##### Supplied data #####

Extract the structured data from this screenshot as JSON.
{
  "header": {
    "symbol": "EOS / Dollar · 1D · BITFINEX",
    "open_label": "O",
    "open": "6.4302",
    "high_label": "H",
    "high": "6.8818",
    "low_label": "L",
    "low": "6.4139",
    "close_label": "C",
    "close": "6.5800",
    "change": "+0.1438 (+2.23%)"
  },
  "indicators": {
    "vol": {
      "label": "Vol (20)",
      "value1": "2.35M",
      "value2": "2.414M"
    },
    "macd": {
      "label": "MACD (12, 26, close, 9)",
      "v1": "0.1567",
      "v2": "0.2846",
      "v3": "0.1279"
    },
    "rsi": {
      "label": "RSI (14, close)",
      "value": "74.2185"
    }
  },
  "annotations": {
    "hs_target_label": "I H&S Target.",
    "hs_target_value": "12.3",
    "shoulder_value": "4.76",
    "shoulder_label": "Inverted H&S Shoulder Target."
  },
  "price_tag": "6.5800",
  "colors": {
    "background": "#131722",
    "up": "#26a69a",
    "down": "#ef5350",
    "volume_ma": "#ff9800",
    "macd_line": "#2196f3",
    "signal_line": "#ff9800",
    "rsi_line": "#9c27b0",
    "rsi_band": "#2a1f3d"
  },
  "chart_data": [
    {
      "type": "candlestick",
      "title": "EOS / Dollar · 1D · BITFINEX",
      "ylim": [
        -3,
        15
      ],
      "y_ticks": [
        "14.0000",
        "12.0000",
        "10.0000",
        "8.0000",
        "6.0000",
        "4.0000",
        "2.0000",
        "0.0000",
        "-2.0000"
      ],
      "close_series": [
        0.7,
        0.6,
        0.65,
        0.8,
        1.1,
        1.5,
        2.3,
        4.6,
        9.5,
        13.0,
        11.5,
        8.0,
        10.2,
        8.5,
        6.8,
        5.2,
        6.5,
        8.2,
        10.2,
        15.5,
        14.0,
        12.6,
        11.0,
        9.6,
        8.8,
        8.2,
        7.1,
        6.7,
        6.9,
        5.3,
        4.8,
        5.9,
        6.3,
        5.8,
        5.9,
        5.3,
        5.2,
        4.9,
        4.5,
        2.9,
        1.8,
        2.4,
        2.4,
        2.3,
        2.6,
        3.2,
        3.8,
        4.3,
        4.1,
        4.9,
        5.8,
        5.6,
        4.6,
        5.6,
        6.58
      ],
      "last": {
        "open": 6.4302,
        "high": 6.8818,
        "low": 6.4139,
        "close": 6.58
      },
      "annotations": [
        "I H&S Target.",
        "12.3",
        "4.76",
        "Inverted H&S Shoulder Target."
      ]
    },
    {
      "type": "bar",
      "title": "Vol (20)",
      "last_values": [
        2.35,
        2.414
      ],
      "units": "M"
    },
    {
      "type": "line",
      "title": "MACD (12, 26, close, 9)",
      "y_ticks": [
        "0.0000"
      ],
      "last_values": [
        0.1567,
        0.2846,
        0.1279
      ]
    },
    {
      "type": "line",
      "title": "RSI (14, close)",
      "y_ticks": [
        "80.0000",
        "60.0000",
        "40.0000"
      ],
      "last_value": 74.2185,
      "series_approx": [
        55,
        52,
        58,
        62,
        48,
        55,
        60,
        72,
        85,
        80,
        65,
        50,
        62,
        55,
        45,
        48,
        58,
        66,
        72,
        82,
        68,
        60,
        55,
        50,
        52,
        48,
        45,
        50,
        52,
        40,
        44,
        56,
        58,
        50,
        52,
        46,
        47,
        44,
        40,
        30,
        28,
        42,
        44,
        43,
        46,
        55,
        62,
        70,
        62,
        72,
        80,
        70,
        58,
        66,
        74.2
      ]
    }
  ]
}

#####

Set problem: Repeat the preceding lines exactly, please, every one of them.

Reply:
Extract the structured data from this screenshot as JSON.
{
  "header": {
    "symbol": "EOS / Dollar · 1D · BITFINEX",
    "open_label": "O",
    "open": "6.4302",
    "high_label": "H",
    "high": "6.8818",
    "low_label": "L",
    "low": "6.4139",
    "close_label": "C",
    "close": "6.5800",
    "change": "+0.1438 (+2.23%)"
  },
  "indicators": {
    "vol": {
      "label": "Vol (20)",
      "value1": "2.35M",
      "value2": "2.414M"
    },
    "macd": {
      "label": "MACD (12, 26, close, 9)",
      "v1": "0.1567",
      "v2": "0.2846",
      "v3": "0.1279"
    },
    "rsi": {
      "label": "RSI (14, close)",
      "value": "74.2185"
    }
  },
  "annotations": {
    "hs_target_label": "I H&S Target.",
    "hs_target_value": "12.3",
    "shoulder_value": "4.76",
    "shoulder_label": "Inverted H&S Shoulder Target."
  },
  "price_tag": "6.5800",
  "colors": {
    "background": "#131722",
    "up": "#26a69a",
    "down": "#ef5350",
    "volume_ma": "#ff9800",
    "macd_line": "#2196f3",
    "signal_line": "#ff9800",
    "rsi_line": "#9c27b0",
    "rsi_band": "#2a1f3d"
  },
  "chart_data": [
    {
      "type": "candlestick",
      "title": "EOS / Dollar · 1D · BITFINEX",
      "ylim": [
        -3,
        15
      ],
      "y_ticks": [
        "14.0000",
        "12.0000",
        "10.0000",
        "8.0000",
        "6.0000",
        "4.0000",
        "2.0000",
        "0.0000",
        "-2.0000"
      ],
      "close_series": [
        0.7,
        0.6,
        0.65,
        0.8,
        1.1,
        1.5,
        2.3,
        4.6,
        9.5,
        13.0,
        11.5,
        8.0,
        10.2,
        8.5,
        6.8,
        5.2,
        6.5,
        8.2,
        10.2,
        15.5,
        14.0,
        12.6,
        11.0,
        9.6,
        8.8,
        8.2,
        7.1,
        6.7,
        6.9,
        5.3,
        4.8,
        5.9,
        6.3,
        5.8,
        5.9,
        5.3,
        5.2,
        4.9,
        4.5,
        2.9,
        1.8,
        2.4,
        2.4,
        2.3,
        2.6,
        3.2,
        3.8,
        4.3,
        4.1,
        4.9,
        5.8,
        5.6,
        4.6,
        5.6,
        6.58
      ],
      "last": {
        "open": 6.4302,
        "high": 6.8818,
        "low": 6.4139,
        "close": 6.58
      },
      "annotations": [
        "I H&S Target.",
        "12.3",
        "4.76",
        "Inverted H&S Shoulder Target."
      ]
    },
    {
      "type": "bar",
      "title": "Vol (20)",
      "last_values": [
        2.35,
        2.414
      ],
      "units": "M"
    },
    {
      "type": "line",
      "title": "MACD (12, 26, close, 9)",
      "y_ticks": [
        "0.0000"
      ],
      "last_values": [
        0.1567,
        0.2846,
        0.1279
      ]
    },
    {
      "type": "line",
      "title": "RSI (14, close)",
      "y_ticks": [
        "80.0000",
        "60.0000",
        "40.0000"
      ],
      "last_value": 74.2185,
      "series_approx": [
        55,
        52,
        58,
        62,
        48,
        55,
        60,
        72,
        85,
        80,
        65,
        50,
        62,
        55,
        45,
        48,
        58,
        66,
        72,
        82,
        68,
        60,
        55,
        50,
        52,
        48,
        45,
        50,
        52,
        40,
        44,
        56,
        58,
        50,
        52,
        46,
        47,
        44,
        40,
        30,
        28,
        42,
        44,
        43,
        46,
        55,
        62,
        70,
        62,
        72,
        80,
        70,
        58,
        66,
        74.2
      ]
    }
  ]
}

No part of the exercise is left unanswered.